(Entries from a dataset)
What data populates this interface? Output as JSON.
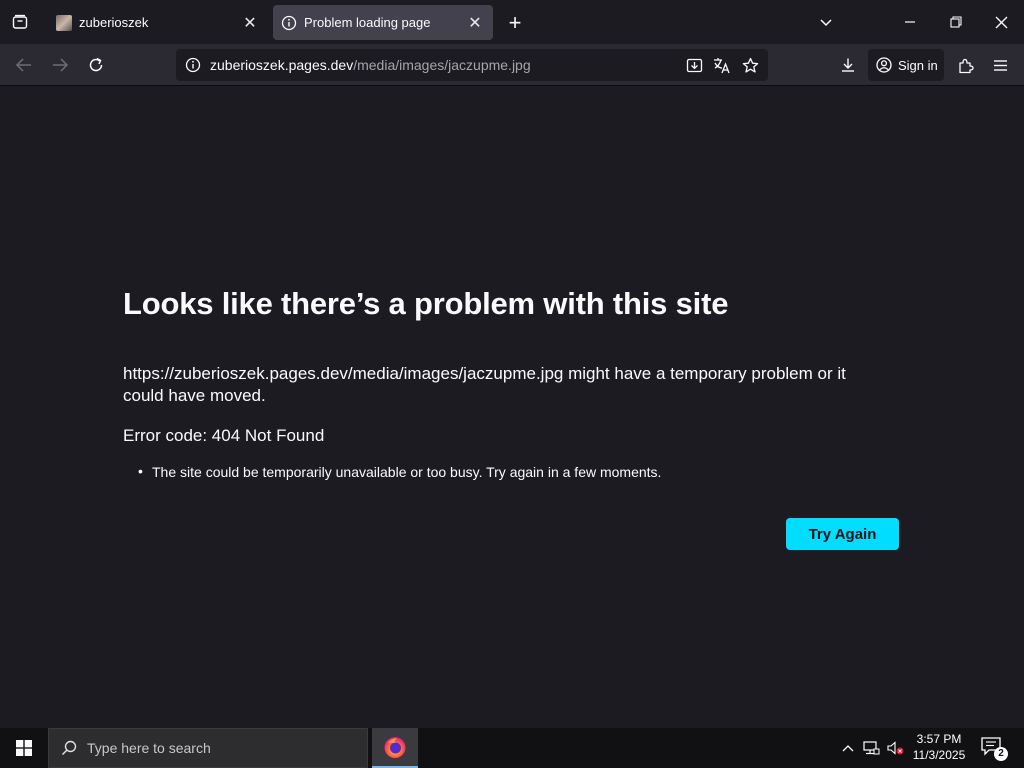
{
  "browser": {
    "tabs": [
      {
        "title": "zuberioszek",
        "active": false
      },
      {
        "title": "Problem loading page",
        "active": true
      }
    ],
    "url": {
      "host": "zuberioszek.pages.dev",
      "path": "/media/images/jaczupme.jpg"
    },
    "signin_label": "Sign in",
    "icons": {
      "tab_list": "tab-list-icon",
      "new_tab": "plus-icon",
      "all_tabs": "chevron-down-icon",
      "minimize": "minimize-icon",
      "restore": "restore-icon",
      "close": "close-icon",
      "back": "back-arrow-icon",
      "forward": "forward-arrow-icon",
      "reload": "reload-icon",
      "site_info": "info-icon",
      "install": "install-icon",
      "translate": "translate-icon",
      "bookmark": "star-icon",
      "downloads": "download-icon",
      "account": "account-icon",
      "extensions": "extensions-icon",
      "menu": "hamburger-menu-icon"
    }
  },
  "error_page": {
    "title": "Looks like there’s a problem with this site",
    "description": "https://zuberioszek.pages.dev/media/images/jaczupme.jpg might have a temporary problem or it could have moved.",
    "error_code": "Error code: 404 Not Found",
    "suggestions": [
      "The site could be temporarily unavailable or too busy. Try again in a few moments."
    ],
    "try_again_label": "Try Again",
    "accent_color": "#00ddff"
  },
  "taskbar": {
    "search_placeholder": "Type here to search",
    "time": "3:57 PM",
    "date": "11/3/2025",
    "notification_count": "2"
  }
}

Requirements
Scan the material above for the string "this" and report each line where you find it.

Task response
What data populates this interface? Output as JSON.
    "title": "Looks like there’s a problem with this site",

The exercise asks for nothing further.